### WHAT NEEDS TO BE DONE
Return the lines from the start of the lines through the line that contains "1731, 162, 1735]", exactly as they appear.

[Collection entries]
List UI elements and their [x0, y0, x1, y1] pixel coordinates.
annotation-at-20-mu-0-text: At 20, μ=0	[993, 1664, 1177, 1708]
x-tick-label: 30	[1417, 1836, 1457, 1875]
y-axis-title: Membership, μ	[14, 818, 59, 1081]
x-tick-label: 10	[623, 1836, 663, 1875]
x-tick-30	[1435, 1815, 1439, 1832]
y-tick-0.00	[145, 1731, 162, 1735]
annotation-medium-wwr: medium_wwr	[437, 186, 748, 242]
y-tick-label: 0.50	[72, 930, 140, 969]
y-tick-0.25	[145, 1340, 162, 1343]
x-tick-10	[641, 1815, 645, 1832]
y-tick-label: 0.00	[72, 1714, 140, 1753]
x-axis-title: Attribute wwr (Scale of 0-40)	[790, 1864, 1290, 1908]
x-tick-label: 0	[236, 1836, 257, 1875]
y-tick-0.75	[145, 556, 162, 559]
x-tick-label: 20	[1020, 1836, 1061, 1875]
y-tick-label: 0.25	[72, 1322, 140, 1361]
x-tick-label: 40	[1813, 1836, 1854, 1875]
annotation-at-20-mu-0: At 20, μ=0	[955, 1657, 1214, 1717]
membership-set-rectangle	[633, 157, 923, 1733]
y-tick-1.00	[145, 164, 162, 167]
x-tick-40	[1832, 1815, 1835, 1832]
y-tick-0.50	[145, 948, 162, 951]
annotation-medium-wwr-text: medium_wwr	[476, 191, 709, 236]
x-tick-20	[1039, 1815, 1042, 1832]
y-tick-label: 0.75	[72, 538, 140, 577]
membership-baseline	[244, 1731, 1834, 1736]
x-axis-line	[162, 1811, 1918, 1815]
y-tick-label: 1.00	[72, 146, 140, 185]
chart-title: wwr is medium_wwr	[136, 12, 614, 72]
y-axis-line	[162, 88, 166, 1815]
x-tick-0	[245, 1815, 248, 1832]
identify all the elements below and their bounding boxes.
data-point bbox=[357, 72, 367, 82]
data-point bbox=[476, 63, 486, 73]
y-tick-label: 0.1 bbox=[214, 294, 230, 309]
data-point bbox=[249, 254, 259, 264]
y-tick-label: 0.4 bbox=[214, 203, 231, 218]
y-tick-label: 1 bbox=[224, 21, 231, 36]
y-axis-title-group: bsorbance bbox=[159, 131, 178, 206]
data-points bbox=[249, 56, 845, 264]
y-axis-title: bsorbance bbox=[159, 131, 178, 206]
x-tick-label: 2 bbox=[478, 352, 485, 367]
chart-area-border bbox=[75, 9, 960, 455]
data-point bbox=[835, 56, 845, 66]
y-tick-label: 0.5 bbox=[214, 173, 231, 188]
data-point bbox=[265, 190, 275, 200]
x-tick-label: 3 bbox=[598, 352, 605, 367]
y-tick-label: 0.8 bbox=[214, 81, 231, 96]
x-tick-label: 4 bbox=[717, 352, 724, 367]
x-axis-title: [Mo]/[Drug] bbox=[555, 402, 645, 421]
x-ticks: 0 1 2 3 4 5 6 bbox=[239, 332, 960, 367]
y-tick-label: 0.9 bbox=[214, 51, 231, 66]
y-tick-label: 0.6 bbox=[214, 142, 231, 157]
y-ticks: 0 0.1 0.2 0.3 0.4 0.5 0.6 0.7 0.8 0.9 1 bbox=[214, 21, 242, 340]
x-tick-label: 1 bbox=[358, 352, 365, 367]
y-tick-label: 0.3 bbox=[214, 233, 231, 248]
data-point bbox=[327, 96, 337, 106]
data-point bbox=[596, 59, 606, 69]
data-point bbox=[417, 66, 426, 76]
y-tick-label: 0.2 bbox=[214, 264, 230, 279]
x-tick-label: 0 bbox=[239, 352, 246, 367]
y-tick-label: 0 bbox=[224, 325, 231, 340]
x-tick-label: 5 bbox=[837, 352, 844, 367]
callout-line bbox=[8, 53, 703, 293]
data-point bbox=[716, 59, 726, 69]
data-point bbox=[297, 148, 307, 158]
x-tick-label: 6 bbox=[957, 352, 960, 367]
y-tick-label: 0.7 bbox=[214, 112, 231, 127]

### SOLUTION TO THIS EXERCISE
List UI elements and their [x0, y0, x1, y1] pixel coordinates.
annotation-at-20-mu-0-text: At 20, μ=0	[993, 1664, 1177, 1708]
x-tick-label: 30	[1417, 1836, 1457, 1875]
y-axis-title: Membership, μ	[14, 818, 59, 1081]
x-tick-label: 10	[623, 1836, 663, 1875]
x-tick-30	[1435, 1815, 1439, 1832]
y-tick-0.00	[145, 1731, 162, 1735]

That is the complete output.